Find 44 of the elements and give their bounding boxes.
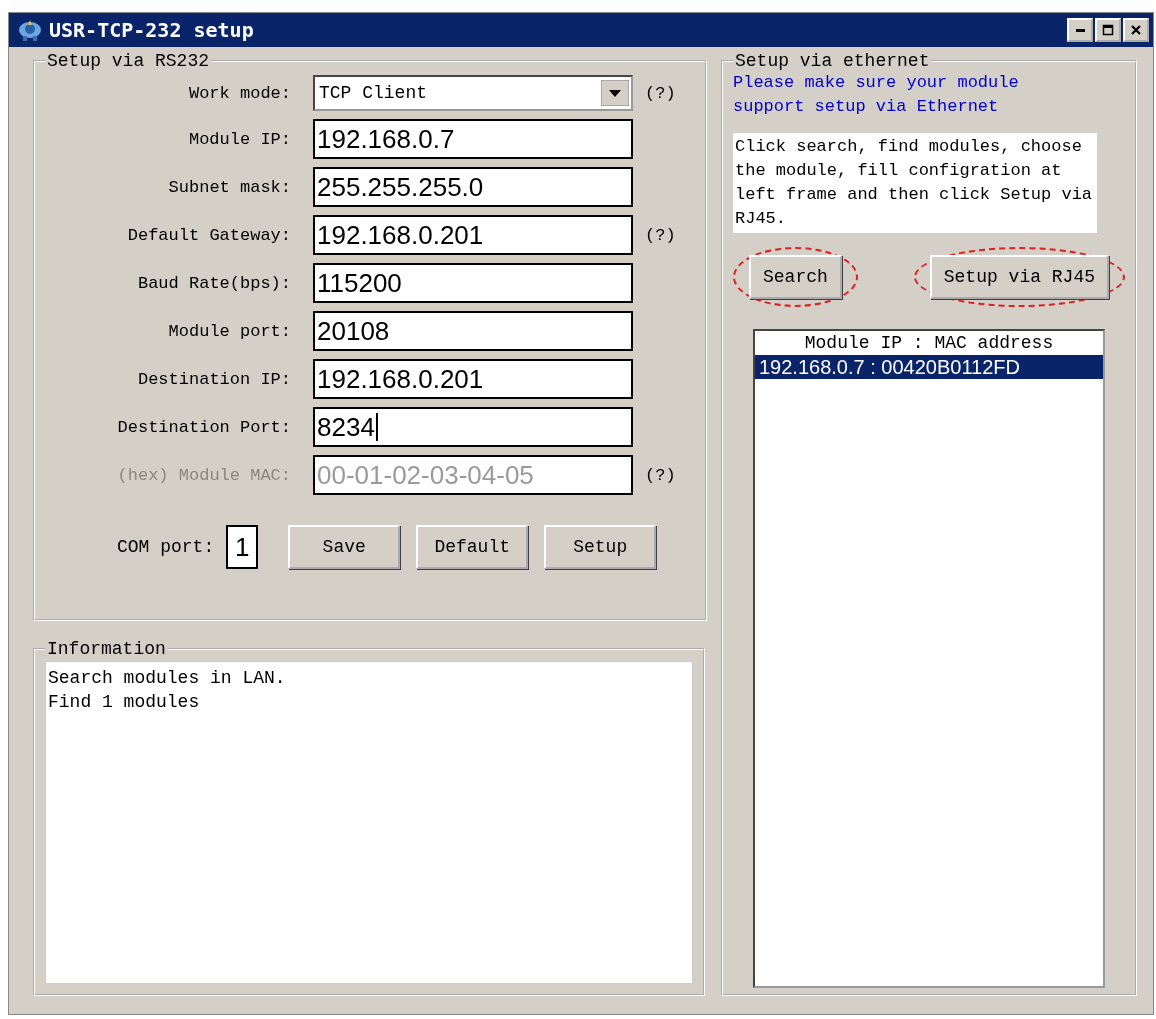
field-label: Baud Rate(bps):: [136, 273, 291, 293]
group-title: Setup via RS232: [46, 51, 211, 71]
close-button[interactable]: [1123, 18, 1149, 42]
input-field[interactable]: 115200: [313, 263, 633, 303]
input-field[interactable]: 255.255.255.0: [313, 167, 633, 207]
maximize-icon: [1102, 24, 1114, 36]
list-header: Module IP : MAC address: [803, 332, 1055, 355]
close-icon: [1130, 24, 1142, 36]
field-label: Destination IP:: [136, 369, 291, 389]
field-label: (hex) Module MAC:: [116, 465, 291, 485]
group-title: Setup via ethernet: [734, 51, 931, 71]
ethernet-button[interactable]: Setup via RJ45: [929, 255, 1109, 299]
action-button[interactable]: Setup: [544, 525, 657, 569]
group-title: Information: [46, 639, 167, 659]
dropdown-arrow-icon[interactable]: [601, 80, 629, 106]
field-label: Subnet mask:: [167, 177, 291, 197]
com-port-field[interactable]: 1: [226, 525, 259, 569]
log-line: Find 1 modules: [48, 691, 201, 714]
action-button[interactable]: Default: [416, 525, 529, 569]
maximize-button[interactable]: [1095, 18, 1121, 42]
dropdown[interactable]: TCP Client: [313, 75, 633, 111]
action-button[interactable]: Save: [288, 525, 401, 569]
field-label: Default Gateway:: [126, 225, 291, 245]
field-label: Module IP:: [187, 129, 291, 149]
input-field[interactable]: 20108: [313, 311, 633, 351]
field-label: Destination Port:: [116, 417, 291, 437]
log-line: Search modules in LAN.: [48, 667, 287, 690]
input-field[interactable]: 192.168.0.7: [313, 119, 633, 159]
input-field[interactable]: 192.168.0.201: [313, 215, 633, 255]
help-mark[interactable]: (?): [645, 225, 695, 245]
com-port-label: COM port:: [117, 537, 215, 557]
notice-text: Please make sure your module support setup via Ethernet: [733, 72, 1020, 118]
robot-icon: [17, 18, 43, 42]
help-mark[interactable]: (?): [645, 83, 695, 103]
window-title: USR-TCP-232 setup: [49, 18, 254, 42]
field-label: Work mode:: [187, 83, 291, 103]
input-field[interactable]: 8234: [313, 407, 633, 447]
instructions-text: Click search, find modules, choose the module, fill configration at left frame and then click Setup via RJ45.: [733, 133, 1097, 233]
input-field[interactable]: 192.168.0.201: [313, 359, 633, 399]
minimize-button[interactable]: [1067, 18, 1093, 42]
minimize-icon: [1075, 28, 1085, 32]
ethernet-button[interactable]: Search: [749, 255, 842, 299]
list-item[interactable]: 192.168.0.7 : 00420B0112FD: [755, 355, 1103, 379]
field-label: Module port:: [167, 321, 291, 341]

★ ★ ★

■ Written problem
Rewrite all of the lines above with every "field-label" changed to "form-label" and nothing else altered. Leave out the picture.

■ Task response
Find 44 of the elements and give their bounding boxes.
form-label: Baud Rate(bps):: [136, 273, 291, 293]
group-title: Setup via RS232: [46, 51, 211, 71]
close-button[interactable]: [1123, 18, 1149, 42]
input-field[interactable]: 115200: [313, 263, 633, 303]
input-field[interactable]: 255.255.255.0: [313, 167, 633, 207]
maximize-icon: [1102, 24, 1114, 36]
list-header: Module IP : MAC address: [803, 332, 1055, 355]
close-icon: [1130, 24, 1142, 36]
form-label: Destination IP:: [136, 369, 291, 389]
form-label: (hex) Module MAC:: [116, 465, 291, 485]
group-title: Setup via ethernet: [734, 51, 931, 71]
ethernet-button[interactable]: Setup via RJ45: [929, 255, 1109, 299]
action-button[interactable]: Setup: [544, 525, 657, 569]
group-title: Information: [46, 639, 167, 659]
dropdown-arrow-icon[interactable]: [601, 80, 629, 106]
form-label: Subnet mask:: [167, 177, 291, 197]
com-port-field[interactable]: 1: [226, 525, 259, 569]
log-line: Find 1 modules: [48, 691, 201, 714]
action-button[interactable]: Default: [416, 525, 529, 569]
maximize-button[interactable]: [1095, 18, 1121, 42]
dropdown[interactable]: TCP Client: [313, 75, 633, 111]
action-button[interactable]: Save: [288, 525, 401, 569]
form-label: Default Gateway:: [126, 225, 291, 245]
form-label: Module IP:: [187, 129, 291, 149]
input-field[interactable]: 20108: [313, 311, 633, 351]
form-label: Destination Port:: [116, 417, 291, 437]
log-line: Search modules in LAN.: [48, 667, 287, 690]
input-field[interactable]: 192.168.0.7: [313, 119, 633, 159]
input-field[interactable]: 192.168.0.201: [313, 215, 633, 255]
help-mark[interactable]: (?): [645, 225, 695, 245]
com-port-label: COM port:: [117, 537, 215, 557]
notice-text: Please make sure your module support setup via Ethernet: [733, 72, 1020, 118]
robot-icon: [17, 18, 43, 42]
help-mark[interactable]: (?): [645, 83, 695, 103]
window-title: USR-TCP-232 setup: [49, 18, 254, 42]
form-label: Work mode:: [187, 83, 291, 103]
input-field[interactable]: 8234: [313, 407, 633, 447]
instructions-text: Click search, find modules, choose the module, fill configration at left frame and then click Setup via RJ45.: [733, 133, 1097, 233]
input-field[interactable]: 192.168.0.201: [313, 359, 633, 399]
minimize-button[interactable]: [1067, 18, 1093, 42]
minimize-icon: [1075, 28, 1085, 32]
ethernet-button[interactable]: Search: [749, 255, 842, 299]
list-item[interactable]: 192.168.0.7 : 00420B0112FD: [755, 355, 1103, 379]
form-label: Module port:: [167, 321, 291, 341]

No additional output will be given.